▸ **Questions to answer**:
1. Condense the paragraph of the hwangap post that begins "Friday evening, a bunch of us from work" into a short bulleted list that keeps its main facts.
2. Answer these questions using the hwangap post:
(a) According to the tradition described, what does hwangap mark the start of?
(b) With no candles brought to the birthday hash, what did the writer blow out?
(c) What color was the jacket Minha made sure her mother brought out?
3. From the hwangap post, return the passage that begins at the words "Saturday morning, my" and stops after the words "up above, right?)", without any changes.

▸ **Page excerpt**:
= = = = = = =

Showing posts with label deep thoughts. Show all posts
Showing posts with label deep thoughts. Show all posts

Tuesday, October 29, 2013

Sixty is the new fifty-eight

Hwangap, the sixtieth birthday, is a big deal in Korea. Here, as in other East Asian countries, there's a tradition that a new life cycle starts every 60 years, so hwangap marks the start of one's second life, with the opportunity to start over and do better. (Also, it used to be quite an accomplishment to reach 60.)

My hwangap came on Saturday. If we count from Friday afternoon to Saturday afternoon, I had a great day. (Saturday evening involved sitting in front of my laptop, eating cheesesticks and drinking hard cider, alone. Don't you judge me.)

We had a day off from classes at school on Friday so the teachers could greet the parents and justify why their little angels weren't all getting straight A's. (The questions are always about the grades, never about the learning.) That wasn't so very much fun, but at the end, I got a "Happy Birthday" song, a delicious cake, a handmade card, and a pointy yellow hat. So that was way cool.

Friday evening, a bunch of us from work hit the noraebang, the private karaoke room. The two requirements for noraebang are to sing loudly and to smuggle in beer. We fulfilled both admirably. Noraebang is the most fun I can have with my clothes on, and I loved it, as always, especially seeing some of my work friends really cut loose. The highlight was my friend Dave and I singing the K-pop hit Ugly: "I think I'm ugly, and nobody wants to love me/Just like her, I wanna be pretty, I wanna be pretty..." It has a ring to it, especially in our deep, manly-man voices.

Saturday morning, my actual hwangap, brought my birthday hash. I'd been announcing it at the end of every hash for months, and I was happy to get a big turnout. (It was also the World Peace Through Beer Hash, which didn't hurt.) It was a beautiful, sunny fall morning, and a couple of guys and I laid a really interesting trail near home... (have you ever slid on your butt down a 30-foot slope covered in AstroTurf?) 

Afterward, there were many kind words and two red-velvet cakes; nobody brought candles, so I blew out the toothpicks. Three of my friends from work, all women, attended their first (and maybe last) hash; they all said they had a good time and it was nice to have them there. I handed out the patches my buddy Oranguspray executed from my design:

(You read the "Don't you judge me" up above, right?)

Then some of us went to the foreigner ghetto, Haebangchon, for pizza, beer, and merriment.

To top it off, I walked over to Itaewon and stopped in to see Minha, the woman who makes the patches for the hash. (Her mother, in between selling souvenirs such as kimonos and keychains, sews them onto our happi coats.) They told me they had a present for me and presented me with a gorgeous, and gorgeously tacky, baseball-style jacket:


It's very comfy, but I won't be wearing it in public; ornate as the design is, it looks like the kind of thing a 19-year-old GI would take home to his girlfriend. Next to the kimonos, it's probably the most expensive item Minha's mother has in her shop. Minha made sure that her mom brought out a midnight-blue jacket, knowing that it's my favorite color. I was very touched by their generosity; I'm just a customer, after all, and they weren't doing it to drum up business, just being extraordinarily nice; there's no place else I could go to get the patches made. I'll remember their kindness for a long time.

= = = = = = =

(Page segmentation data)
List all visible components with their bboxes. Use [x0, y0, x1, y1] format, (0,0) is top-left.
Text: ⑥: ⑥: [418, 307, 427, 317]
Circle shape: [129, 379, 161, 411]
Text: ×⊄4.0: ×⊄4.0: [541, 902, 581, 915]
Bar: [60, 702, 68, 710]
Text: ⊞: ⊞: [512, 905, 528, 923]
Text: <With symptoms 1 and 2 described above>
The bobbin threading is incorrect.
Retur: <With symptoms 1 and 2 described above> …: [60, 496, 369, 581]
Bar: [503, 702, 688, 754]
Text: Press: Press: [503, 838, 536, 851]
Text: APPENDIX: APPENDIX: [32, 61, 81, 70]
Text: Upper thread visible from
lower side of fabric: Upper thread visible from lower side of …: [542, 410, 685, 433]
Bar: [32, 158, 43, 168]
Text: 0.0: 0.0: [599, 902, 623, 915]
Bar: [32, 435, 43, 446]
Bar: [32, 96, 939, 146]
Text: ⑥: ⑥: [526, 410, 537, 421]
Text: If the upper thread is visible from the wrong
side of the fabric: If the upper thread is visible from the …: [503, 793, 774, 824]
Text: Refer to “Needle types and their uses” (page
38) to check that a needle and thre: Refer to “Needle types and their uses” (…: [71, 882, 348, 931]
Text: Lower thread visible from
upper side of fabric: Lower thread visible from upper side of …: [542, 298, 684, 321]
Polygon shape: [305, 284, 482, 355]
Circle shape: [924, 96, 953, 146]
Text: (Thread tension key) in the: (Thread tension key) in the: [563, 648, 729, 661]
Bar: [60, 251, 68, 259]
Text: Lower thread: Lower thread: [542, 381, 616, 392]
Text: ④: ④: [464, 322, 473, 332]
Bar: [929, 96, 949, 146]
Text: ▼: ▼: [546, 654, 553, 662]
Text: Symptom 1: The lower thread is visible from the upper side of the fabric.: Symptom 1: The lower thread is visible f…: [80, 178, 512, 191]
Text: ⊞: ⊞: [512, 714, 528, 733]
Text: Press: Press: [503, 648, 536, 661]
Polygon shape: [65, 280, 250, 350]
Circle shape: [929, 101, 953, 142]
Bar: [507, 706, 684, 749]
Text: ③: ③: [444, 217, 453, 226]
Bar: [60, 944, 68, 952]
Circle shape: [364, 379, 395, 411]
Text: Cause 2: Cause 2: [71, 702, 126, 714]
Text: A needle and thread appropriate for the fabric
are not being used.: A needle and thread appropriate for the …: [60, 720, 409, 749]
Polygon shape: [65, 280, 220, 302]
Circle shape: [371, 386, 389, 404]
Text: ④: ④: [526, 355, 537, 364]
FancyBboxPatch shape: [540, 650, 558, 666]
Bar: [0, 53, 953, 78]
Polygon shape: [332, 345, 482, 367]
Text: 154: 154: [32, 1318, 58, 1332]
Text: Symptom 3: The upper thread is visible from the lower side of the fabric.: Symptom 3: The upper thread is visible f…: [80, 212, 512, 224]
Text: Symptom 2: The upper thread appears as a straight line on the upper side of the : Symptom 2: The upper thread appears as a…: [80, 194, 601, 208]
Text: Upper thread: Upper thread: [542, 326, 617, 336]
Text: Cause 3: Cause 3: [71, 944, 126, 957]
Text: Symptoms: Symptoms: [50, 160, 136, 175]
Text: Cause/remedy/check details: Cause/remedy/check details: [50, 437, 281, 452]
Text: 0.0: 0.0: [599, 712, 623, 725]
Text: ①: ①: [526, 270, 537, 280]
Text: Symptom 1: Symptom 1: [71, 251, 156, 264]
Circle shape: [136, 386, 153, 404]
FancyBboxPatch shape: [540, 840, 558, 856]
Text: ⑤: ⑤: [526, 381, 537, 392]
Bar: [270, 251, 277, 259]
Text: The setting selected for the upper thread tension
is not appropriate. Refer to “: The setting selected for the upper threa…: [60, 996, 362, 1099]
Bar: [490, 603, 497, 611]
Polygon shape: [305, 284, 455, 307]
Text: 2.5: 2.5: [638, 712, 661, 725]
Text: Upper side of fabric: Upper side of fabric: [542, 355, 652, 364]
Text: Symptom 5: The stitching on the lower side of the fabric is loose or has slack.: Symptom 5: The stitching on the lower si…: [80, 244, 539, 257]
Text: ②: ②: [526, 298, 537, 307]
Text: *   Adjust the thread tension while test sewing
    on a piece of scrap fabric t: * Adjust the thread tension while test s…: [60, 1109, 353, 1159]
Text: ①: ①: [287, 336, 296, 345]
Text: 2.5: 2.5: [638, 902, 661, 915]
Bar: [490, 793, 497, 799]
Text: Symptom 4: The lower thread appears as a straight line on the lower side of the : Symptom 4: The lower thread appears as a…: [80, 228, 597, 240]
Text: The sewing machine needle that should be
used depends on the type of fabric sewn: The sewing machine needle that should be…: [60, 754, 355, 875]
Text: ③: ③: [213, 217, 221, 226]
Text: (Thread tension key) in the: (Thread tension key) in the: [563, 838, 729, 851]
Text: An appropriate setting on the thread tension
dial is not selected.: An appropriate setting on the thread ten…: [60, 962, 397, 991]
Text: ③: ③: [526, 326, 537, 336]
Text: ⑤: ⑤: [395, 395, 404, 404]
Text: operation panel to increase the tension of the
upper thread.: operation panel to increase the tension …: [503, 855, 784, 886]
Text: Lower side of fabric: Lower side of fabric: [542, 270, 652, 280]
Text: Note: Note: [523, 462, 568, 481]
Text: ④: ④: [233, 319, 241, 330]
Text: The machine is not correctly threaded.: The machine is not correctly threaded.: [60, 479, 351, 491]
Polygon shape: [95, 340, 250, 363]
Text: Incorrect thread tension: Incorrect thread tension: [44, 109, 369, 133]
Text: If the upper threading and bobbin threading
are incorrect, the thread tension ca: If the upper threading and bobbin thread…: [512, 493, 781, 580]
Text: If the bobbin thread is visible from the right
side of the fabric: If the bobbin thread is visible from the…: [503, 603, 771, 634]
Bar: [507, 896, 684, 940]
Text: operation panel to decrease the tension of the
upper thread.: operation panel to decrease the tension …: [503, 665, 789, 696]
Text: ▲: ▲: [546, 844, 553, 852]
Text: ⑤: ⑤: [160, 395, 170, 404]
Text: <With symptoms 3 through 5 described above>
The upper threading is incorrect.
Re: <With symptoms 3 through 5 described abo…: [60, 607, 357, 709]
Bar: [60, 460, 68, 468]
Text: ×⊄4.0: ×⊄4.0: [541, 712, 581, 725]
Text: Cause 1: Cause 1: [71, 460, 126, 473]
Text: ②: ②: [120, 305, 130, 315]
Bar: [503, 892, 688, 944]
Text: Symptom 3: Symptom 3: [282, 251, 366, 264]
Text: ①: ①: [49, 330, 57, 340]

= = = = = = =

▸ **Exercise results**:
1.
- On Friday evening, a group from work went to a noraebang, a private karaoke room.
- A noraebang has two requirements: singing loudly and smuggling in beer. The group met both.
- The writer calls noraebang the most fun possible with clothes on and especially enjoyed seeing work friends cut loose.
- The highlight was the writer and a friend, Dave, singing the K-pop hit "Ugly" in deep voices.

2.
(a) One's second life, with the opportunity to start over and do better.
(b) The toothpicks.
(c) Midnight blue.

3.
Saturday morning, my actual hwangap, brought my birthday hash. I'd been announcing it at the end of every hash for months, and I was happy to get a big turnout. (It was also the World Peace Through Beer Hash, which didn't hurt.) It was a beautiful, sunny fall morning, and a couple of guys and I laid a really interesting trail near home... (have you ever slid on your butt down a 30-foot slope covered in AstroTurf?) 

Afterward, there were many kind words and two red-velvet cakes; nobody brought candles, so I blew out the toothpicks. Three of my friends from work, all women, attended their first (and maybe last) hash; they all said they had a good time and it was nice to have them there. I handed out the patches my buddy Oranguspray executed from my design:

(You read the "Don't you judge me" up above, right?)